_Short problem_:
Compute the number of lines that include the string "محمود", then output that number and nothing else.
____ Records for processing
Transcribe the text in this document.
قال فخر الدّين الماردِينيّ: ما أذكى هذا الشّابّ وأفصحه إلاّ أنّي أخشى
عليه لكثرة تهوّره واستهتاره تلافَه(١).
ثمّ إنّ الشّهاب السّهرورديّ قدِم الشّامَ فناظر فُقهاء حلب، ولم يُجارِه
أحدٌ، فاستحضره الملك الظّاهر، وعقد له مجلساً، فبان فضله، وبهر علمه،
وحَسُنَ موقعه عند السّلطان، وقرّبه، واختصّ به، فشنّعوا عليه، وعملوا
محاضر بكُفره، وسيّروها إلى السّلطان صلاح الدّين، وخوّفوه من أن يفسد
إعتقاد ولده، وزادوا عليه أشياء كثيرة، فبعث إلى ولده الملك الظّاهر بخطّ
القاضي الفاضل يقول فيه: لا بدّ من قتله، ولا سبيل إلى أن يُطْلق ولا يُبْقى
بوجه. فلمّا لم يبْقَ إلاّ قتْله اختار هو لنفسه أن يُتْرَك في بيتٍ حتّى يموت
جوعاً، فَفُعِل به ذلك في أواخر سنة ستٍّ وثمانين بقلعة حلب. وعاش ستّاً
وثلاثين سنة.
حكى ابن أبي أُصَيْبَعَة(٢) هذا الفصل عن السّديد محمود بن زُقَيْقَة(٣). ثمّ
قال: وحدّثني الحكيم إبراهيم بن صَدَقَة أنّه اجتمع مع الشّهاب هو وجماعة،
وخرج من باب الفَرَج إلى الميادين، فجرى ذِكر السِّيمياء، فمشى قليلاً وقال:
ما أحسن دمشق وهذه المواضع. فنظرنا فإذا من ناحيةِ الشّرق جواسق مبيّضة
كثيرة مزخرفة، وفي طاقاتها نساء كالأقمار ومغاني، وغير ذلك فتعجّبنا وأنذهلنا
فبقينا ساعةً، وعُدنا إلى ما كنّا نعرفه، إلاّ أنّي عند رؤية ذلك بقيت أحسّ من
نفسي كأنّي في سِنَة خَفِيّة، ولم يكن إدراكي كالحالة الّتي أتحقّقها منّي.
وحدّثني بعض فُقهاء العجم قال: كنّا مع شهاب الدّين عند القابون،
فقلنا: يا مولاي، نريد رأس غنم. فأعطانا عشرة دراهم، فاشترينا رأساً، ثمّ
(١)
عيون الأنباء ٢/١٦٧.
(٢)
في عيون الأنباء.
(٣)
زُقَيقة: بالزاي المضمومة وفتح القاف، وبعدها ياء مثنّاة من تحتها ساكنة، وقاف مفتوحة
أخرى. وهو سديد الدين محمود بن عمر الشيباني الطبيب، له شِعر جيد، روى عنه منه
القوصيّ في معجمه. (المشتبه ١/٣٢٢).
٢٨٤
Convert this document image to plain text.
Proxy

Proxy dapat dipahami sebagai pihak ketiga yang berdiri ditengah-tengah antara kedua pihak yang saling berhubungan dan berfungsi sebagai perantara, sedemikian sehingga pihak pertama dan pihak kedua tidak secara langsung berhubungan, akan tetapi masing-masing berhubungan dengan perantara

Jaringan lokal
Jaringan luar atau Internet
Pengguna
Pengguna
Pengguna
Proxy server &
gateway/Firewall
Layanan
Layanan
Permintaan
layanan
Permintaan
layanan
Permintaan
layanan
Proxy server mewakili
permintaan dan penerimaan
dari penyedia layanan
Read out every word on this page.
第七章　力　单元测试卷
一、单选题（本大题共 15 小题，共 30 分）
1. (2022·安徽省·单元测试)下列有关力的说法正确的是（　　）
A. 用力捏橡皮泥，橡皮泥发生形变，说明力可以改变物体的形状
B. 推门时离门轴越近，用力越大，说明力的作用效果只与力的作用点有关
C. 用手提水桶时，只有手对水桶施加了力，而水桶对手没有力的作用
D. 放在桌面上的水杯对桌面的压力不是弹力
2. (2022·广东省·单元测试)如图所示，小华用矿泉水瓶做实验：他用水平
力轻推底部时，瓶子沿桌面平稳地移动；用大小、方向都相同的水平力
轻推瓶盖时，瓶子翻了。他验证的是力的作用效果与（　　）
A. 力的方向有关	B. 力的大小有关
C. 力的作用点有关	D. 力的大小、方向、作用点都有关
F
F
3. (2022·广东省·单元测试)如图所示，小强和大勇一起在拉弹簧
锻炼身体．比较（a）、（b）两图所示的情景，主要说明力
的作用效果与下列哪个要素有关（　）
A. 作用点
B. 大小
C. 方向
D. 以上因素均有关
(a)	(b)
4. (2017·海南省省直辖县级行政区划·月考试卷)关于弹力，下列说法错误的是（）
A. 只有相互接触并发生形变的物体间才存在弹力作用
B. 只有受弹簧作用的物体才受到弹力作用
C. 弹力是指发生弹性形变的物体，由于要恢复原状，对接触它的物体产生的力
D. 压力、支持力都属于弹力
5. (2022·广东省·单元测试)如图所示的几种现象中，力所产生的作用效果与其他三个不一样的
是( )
________
_Complete output_:
2